§ **Exercise prompt**: Check every line of the material below for the string "American", and return the ones that have it.

□ □ □ □ □ □ □

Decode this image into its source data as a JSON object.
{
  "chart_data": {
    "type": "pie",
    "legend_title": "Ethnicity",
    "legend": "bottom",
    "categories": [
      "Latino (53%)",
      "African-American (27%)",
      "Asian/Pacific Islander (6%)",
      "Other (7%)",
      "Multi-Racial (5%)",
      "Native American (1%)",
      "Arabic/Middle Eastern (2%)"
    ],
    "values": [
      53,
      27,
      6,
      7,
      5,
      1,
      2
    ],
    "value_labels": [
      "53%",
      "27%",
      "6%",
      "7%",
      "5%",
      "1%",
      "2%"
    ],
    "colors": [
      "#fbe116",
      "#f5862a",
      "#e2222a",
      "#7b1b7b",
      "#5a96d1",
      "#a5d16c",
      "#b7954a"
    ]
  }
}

□ □ □ □ □ □ □

§ **Complete response**:
      "African-American (27%)",
      "Native American (1%)",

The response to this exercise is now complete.